Entries from a dataset
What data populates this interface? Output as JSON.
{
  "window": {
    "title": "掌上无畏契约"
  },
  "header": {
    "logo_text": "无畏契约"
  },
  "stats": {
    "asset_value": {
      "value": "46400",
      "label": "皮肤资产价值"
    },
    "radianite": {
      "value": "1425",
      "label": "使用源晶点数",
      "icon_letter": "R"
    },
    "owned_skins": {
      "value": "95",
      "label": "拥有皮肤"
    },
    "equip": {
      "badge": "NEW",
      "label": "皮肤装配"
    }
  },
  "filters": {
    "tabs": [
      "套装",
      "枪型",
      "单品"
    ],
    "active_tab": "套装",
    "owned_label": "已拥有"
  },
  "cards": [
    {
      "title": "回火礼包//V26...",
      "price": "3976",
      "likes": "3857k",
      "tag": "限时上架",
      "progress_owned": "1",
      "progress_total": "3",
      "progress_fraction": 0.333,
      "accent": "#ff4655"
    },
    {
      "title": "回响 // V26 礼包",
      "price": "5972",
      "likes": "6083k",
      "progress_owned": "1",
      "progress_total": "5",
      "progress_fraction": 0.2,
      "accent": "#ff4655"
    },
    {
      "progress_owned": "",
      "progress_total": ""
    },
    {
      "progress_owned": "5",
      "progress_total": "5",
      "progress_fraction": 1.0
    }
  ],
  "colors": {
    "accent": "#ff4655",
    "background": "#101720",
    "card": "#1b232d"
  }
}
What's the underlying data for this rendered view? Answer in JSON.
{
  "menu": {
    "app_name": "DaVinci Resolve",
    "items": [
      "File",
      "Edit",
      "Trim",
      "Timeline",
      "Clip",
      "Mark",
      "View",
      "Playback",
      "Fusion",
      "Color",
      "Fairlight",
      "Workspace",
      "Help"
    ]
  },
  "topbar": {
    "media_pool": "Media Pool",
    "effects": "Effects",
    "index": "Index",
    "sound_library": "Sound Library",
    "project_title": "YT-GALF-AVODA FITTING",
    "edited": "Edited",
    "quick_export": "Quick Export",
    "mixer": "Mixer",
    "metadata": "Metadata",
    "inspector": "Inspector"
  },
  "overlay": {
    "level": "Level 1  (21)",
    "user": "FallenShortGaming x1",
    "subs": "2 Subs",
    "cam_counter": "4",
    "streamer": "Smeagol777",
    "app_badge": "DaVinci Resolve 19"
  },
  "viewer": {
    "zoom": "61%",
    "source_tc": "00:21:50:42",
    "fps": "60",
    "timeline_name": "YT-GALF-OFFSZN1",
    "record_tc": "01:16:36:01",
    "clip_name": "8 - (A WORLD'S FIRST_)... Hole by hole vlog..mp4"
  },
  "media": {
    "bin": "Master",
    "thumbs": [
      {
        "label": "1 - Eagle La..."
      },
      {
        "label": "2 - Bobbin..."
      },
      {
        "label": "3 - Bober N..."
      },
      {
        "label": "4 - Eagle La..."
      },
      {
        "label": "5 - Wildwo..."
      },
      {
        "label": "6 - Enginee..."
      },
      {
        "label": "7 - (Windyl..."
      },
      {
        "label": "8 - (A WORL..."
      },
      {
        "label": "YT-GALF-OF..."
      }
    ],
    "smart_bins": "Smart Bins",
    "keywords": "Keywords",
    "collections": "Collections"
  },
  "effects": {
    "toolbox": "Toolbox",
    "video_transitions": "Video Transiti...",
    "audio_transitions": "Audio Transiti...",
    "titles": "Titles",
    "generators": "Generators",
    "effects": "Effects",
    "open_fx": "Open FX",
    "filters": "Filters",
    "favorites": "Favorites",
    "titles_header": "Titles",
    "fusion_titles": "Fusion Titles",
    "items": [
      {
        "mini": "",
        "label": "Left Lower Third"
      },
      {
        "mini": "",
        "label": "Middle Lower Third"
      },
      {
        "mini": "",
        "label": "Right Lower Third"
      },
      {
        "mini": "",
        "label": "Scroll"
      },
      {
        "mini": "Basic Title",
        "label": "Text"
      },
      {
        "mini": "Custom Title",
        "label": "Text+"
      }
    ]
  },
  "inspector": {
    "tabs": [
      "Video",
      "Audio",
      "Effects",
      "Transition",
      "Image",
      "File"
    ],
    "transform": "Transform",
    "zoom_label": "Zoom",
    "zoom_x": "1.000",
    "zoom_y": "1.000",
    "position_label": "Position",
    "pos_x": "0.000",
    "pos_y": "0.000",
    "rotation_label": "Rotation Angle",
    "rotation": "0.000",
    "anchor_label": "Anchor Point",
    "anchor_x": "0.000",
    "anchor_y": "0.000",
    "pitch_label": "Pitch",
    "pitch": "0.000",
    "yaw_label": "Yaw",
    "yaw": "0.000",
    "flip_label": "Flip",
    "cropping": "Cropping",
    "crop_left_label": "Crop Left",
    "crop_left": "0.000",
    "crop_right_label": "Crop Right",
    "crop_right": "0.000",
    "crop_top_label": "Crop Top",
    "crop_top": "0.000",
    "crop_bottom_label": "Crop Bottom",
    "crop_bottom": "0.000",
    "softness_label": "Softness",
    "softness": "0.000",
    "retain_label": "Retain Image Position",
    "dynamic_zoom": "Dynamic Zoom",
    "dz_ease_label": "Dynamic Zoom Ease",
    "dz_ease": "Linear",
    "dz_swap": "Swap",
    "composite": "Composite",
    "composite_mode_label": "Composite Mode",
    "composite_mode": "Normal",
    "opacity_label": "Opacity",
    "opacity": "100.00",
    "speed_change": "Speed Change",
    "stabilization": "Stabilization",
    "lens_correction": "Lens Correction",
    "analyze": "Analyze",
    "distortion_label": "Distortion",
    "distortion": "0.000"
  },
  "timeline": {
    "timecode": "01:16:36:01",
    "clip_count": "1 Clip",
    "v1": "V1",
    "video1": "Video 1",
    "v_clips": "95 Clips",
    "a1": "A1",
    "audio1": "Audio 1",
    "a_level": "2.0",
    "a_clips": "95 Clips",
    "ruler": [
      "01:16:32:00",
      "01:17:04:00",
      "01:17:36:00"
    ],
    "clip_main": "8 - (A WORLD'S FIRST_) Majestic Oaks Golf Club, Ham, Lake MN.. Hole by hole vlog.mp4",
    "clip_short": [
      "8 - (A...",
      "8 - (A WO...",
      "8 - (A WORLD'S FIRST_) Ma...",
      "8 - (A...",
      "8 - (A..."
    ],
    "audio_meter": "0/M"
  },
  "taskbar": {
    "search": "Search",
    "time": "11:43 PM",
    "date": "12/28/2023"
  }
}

- [DIRECTIONS]
Write the data out again in full and exactly.

- [COMPLETE OUTPUT]
What data populates this interface? Output as JSON.
{
  "window": {
    "title": "掌上无畏契约"
  },
  "header": {
    "logo_text": "无畏契约"
  },
  "stats": {
    "asset_value": {
      "value": "46400",
      "label": "皮肤资产价值"
    },
    "radianite": {
      "value": "1425",
      "label": "使用源晶点数",
      "icon_letter": "R"
    },
    "owned_skins": {
      "value": "95",
      "label": "拥有皮肤"
    },
    "equip": {
      "badge": "NEW",
      "label": "皮肤装配"
    }
  },
  "filters": {
    "tabs": [
      "套装",
      "枪型",
      "单品"
    ],
    "active_tab": "套装",
    "owned_label": "已拥有"
  },
  "cards": [
    {
      "title": "回火礼包//V26...",
      "price": "3976",
      "likes": "3857k",
      "tag": "限时上架",
      "progress_owned": "1",
      "progress_total": "3",
      "progress_fraction": 0.333,
      "accent": "#ff4655"
    },
    {
      "title": "回响 // V26 礼包",
      "price": "5972",
      "likes": "6083k",
      "progress_owned": "1",
      "progress_total": "5",
      "progress_fraction": 0.2,
      "accent": "#ff4655"
    },
    {
      "progress_owned": "",
      "progress_total": ""
    },
    {
      "progress_owned": "5",
      "progress_total": "5",
      "progress_fraction": 1.0
    }
  ],
  "colors": {
    "accent": "#ff4655",
    "background": "#101720",
    "card": "#1b232d"
  }
}
What's the underlying data for this rendered view? Answer in JSON.
{
  "menu": {
    "app_name": "DaVinci Resolve",
    "items": [
      "File",
      "Edit",
      "Trim",
      "Timeline",
      "Clip",
      "Mark",
      "View",
      "Playback",
      "Fusion",
      "Color",
      "Fairlight",
      "Workspace",
      "Help"
    ]
  },
  "topbar": {
    "media_pool": "Media Pool",
    "effects": "Effects",
    "index": "Index",
    "sound_library": "Sound Library",
    "project_title": "YT-GALF-AVODA FITTING",
    "edited": "Edited",
    "quick_export": "Quick Export",
    "mixer": "Mixer",
    "metadata": "Metadata",
    "inspector": "Inspector"
  },
  "overlay": {
    "level": "Level 1  (21)",
    "user": "FallenShortGaming x1",
    "subs": "2 Subs",
    "cam_counter": "4",
    "streamer": "Smeagol777",
    "app_badge": "DaVinci Resolve 19"
  },
  "viewer": {
    "zoom": "61%",
    "source_tc": "00:21:50:42",
    "fps": "60",
    "timeline_name": "YT-GALF-OFFSZN1",
    "record_tc": "01:16:36:01",
    "clip_name": "8 - (A WORLD'S FIRST_)... Hole by hole vlog..mp4"
  },
  "media": {
    "bin": "Master",
    "thumbs": [
      {
        "label": "1 - Eagle La..."
      },
      {
        "label": "2 - Bobbin..."
      },
      {
        "label": "3 - Bober N..."
      },
      {
        "label": "4 - Eagle La..."
      },
      {
        "label": "5 - Wildwo..."
      },
      {
        "label": "6 - Enginee..."
      },
      {
        "label": "7 - (Windyl..."
      },
      {
        "label": "8 - (A WORL..."
      },
      {
        "label": "YT-GALF-OF..."
      }
    ],
    "smart_bins": "Smart Bins",
    "keywords": "Keywords",
    "collections": "Collections"
  },
  "effects": {
    "toolbox": "Toolbox",
    "video_transitions": "Video Transiti...",
    "audio_transitions": "Audio Transiti...",
    "titles": "Titles",
    "generators": "Generators",
    "effects": "Effects",
    "open_fx": "Open FX",
    "filters": "Filters",
    "favorites": "Favorites",
    "titles_header": "Titles",
    "fusion_titles": "Fusion Titles",
    "items": [
      {
        "mini": "",
        "label": "Left Lower Third"
      },
      {
        "mini": "",
        "label": "Middle Lower Third"
      },
      {
        "mini": "",
        "label": "Right Lower Third"
      },
      {
        "mini": "",
        "label": "Scroll"
      },
      {
        "mini": "Basic Title",
        "label": "Text"
      },
      {
        "mini": "Custom Title",
        "label": "Text+"
      }
    ]
  },
  "inspector": {
    "tabs": [
      "Video",
      "Audio",
      "Effects",
      "Transition",
      "Image",
      "File"
    ],
    "transform": "Transform",
    "zoom_label": "Zoom",
    "zoom_x": "1.000",
    "zoom_y": "1.000",
    "position_label": "Position",
    "pos_x": "0.000",
    "pos_y": "0.000",
    "rotation_label": "Rotation Angle",
    "rotation": "0.000",
    "anchor_label": "Anchor Point",
    "anchor_x": "0.000",
    "anchor_y": "0.000",
    "pitch_label": "Pitch",
    "pitch": "0.000",
    "yaw_label": "Yaw",
    "yaw": "0.000",
    "flip_label": "Flip",
    "cropping": "Cropping",
    "crop_left_label": "Crop Left",
    "crop_left": "0.000",
    "crop_right_label": "Crop Right",
    "crop_right": "0.000",
    "crop_top_label": "Crop Top",
    "crop_top": "0.000",
    "crop_bottom_label": "Crop Bottom",
    "crop_bottom": "0.000",
    "softness_label": "Softness",
    "softness": "0.000",
    "retain_label": "Retain Image Position",
    "dynamic_zoom": "Dynamic Zoom",
    "dz_ease_label": "Dynamic Zoom Ease",
    "dz_ease": "Linear",
    "dz_swap": "Swap",
    "composite": "Composite",
    "composite_mode_label": "Composite Mode",
    "composite_mode": "Normal",
    "opacity_label": "Opacity",
    "opacity": "100.00",
    "speed_change": "Speed Change",
    "stabilization": "Stabilization",
    "lens_correction": "Lens Correction",
    "analyze": "Analyze",
    "distortion_label": "Distortion",
    "distortion": "0.000"
  },
  "timeline": {
    "timecode": "01:16:36:01",
    "clip_count": "1 Clip",
    "v1": "V1",
    "video1": "Video 1",
    "v_clips": "95 Clips",
    "a1": "A1",
    "audio1": "Audio 1",
    "a_level": "2.0",
    "a_clips": "95 Clips",
    "ruler": [
      "01:16:32:00",
      "01:17:04:00",
      "01:17:36:00"
    ],
    "clip_main": "8 - (A WORLD'S FIRST_) Majestic Oaks Golf Club, Ham, Lake MN.. Hole by hole vlog.mp4",
    "clip_short": [
      "8 - (A...",
      "8 - (A WO...",
      "8 - (A WORLD'S FIRST_) Ma...",
      "8 - (A...",
      "8 - (A..."
    ],
    "audio_meter": "0/M"
  },
  "taskbar": {
    "search": "Search",
    "time": "11:43 PM",
    "date": "12/28/2023"
  }
}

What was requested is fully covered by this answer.